- **Exercise**: Show all lines from the data that include the word "mixture".

- **Recorded data**:

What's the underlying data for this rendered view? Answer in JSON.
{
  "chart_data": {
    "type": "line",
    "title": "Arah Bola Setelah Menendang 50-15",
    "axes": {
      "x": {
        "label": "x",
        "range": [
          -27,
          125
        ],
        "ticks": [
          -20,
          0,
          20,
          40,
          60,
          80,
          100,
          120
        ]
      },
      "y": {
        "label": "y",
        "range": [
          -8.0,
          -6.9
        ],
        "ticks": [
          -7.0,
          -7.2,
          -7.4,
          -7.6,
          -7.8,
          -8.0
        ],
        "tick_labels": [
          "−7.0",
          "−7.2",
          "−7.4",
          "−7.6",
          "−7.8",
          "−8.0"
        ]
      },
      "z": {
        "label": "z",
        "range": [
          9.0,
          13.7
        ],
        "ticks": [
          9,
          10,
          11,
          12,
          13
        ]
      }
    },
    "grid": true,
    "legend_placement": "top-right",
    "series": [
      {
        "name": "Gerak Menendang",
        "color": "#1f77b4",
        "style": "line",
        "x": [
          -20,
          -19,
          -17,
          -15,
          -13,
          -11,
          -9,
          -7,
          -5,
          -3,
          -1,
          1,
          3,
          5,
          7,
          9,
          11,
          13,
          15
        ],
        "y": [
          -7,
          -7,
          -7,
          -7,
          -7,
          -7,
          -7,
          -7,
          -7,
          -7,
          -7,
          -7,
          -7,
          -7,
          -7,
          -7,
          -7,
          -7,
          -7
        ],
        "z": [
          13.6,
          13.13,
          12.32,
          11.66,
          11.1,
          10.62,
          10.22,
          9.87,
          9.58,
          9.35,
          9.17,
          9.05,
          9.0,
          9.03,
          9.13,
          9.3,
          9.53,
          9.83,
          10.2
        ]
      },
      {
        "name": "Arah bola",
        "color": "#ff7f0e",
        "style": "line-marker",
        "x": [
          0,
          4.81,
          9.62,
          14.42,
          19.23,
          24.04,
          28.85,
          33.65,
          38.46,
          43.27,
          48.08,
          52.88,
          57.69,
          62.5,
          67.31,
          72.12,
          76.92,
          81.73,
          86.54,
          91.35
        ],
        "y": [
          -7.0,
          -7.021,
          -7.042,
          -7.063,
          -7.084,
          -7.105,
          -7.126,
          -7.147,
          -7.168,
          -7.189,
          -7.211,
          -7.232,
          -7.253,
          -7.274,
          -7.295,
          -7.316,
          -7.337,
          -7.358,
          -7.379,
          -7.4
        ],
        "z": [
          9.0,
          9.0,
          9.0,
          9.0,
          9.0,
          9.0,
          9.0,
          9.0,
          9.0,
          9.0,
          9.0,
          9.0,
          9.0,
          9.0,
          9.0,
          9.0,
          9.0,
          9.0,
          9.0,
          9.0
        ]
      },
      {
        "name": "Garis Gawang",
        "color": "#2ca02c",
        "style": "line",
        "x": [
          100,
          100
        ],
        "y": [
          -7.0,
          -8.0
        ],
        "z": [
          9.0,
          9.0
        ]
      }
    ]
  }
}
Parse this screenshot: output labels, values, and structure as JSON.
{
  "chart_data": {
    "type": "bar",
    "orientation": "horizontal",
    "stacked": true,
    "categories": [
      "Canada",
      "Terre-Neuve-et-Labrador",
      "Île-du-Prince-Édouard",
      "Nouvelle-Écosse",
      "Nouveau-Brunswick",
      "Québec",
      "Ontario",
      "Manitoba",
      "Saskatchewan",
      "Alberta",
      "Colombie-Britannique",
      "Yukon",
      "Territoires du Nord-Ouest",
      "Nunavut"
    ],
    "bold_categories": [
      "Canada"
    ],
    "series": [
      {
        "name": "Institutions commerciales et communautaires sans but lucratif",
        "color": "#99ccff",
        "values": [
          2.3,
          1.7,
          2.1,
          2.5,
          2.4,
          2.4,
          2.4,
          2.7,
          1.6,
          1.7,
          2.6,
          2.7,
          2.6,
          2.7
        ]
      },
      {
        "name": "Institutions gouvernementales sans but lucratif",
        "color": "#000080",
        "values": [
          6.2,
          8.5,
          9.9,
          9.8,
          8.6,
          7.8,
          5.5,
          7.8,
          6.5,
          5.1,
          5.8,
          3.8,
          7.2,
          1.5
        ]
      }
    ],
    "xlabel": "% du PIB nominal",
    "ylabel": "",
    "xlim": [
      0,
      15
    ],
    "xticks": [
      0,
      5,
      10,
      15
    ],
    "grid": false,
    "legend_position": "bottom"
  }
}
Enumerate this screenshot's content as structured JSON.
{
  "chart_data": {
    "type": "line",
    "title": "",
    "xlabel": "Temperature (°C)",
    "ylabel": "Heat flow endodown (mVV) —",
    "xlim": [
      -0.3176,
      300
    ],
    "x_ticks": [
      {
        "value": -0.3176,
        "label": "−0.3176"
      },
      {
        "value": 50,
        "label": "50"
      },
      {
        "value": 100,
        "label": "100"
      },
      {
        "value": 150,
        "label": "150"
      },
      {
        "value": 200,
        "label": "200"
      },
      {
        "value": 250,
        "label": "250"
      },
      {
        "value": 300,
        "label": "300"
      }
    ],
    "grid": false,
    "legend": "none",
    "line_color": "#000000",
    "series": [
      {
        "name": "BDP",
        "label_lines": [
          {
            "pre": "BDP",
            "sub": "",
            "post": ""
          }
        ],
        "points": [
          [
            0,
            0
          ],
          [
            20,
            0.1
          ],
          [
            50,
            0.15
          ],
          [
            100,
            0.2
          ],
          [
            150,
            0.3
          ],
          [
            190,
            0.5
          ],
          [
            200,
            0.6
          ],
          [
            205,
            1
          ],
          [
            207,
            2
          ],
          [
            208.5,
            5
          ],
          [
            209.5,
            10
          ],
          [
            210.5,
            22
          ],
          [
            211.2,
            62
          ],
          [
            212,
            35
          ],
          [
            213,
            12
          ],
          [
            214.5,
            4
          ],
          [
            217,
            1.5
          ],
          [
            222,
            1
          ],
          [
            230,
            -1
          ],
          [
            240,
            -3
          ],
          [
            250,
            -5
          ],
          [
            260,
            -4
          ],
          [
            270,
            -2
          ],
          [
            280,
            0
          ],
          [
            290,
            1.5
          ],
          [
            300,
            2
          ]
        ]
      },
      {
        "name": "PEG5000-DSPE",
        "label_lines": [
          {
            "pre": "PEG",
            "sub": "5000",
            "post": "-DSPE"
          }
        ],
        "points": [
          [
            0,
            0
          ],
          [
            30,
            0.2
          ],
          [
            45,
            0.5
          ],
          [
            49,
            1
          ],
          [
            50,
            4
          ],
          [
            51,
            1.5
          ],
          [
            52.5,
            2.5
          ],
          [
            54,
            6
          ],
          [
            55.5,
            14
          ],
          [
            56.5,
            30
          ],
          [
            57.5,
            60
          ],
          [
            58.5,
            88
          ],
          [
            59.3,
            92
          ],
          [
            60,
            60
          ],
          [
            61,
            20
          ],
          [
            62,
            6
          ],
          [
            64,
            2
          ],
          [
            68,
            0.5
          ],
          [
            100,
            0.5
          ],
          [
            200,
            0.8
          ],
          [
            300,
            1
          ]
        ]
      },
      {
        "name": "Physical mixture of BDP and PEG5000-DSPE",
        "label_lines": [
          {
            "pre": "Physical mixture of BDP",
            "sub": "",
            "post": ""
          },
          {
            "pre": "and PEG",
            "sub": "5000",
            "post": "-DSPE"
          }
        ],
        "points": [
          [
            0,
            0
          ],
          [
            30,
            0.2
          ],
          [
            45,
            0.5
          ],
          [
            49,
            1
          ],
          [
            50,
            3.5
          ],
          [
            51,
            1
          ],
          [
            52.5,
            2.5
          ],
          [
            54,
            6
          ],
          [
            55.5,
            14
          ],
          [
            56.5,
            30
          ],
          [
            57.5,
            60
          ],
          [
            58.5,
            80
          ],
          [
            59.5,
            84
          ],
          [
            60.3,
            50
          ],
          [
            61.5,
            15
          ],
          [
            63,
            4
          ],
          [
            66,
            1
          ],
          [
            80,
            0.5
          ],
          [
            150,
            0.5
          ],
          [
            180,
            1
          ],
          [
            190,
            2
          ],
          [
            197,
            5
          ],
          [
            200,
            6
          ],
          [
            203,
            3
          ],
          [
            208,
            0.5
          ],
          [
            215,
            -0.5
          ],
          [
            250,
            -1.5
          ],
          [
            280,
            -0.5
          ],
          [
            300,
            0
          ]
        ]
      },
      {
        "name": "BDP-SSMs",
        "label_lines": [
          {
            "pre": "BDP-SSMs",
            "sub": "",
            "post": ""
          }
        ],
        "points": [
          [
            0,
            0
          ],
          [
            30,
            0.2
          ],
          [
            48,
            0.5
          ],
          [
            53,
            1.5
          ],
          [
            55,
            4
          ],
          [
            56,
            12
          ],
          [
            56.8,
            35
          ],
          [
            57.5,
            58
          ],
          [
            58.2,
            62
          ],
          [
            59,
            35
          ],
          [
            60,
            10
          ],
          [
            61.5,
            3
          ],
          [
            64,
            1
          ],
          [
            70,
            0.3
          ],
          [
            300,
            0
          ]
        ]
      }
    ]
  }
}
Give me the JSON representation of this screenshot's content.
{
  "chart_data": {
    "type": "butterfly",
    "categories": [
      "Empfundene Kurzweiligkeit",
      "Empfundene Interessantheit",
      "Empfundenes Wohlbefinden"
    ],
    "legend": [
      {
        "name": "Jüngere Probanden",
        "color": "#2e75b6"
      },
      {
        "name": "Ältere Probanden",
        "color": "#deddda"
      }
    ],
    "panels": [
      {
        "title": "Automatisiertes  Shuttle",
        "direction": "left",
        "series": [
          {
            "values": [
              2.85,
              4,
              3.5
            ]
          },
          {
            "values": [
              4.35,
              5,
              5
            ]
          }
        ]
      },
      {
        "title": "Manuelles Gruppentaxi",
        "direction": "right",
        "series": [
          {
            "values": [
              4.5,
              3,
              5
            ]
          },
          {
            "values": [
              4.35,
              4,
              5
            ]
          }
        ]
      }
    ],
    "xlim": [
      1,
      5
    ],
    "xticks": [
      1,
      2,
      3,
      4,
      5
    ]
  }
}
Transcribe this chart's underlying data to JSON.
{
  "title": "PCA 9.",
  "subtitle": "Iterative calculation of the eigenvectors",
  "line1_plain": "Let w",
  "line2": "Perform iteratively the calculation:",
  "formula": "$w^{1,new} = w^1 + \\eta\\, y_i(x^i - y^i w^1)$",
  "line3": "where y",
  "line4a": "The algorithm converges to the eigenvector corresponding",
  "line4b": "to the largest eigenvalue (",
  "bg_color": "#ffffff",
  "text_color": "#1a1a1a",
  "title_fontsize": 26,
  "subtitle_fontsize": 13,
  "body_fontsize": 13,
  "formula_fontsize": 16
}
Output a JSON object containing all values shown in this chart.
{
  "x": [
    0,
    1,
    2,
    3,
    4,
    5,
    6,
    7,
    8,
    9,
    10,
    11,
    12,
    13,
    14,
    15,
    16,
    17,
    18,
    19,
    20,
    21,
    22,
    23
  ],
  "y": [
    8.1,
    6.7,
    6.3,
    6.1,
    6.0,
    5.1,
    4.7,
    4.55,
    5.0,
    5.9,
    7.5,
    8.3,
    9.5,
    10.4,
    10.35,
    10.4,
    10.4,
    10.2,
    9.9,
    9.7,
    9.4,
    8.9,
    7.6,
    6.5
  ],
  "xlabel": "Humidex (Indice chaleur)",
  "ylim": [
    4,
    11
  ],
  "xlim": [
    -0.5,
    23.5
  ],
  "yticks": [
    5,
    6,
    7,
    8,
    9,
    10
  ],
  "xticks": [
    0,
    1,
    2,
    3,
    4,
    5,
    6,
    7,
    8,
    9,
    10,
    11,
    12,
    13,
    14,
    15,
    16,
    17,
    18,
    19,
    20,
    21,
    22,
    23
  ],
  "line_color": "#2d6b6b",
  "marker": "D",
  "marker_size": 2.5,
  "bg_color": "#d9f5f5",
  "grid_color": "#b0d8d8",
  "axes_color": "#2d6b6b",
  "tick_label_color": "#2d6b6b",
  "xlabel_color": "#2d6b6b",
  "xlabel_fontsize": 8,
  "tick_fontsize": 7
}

- **Reply to the task**:
        "name": "Physical mixture of BDP and PEG5000-DSPE",
            "pre": "Physical mixture of BDP",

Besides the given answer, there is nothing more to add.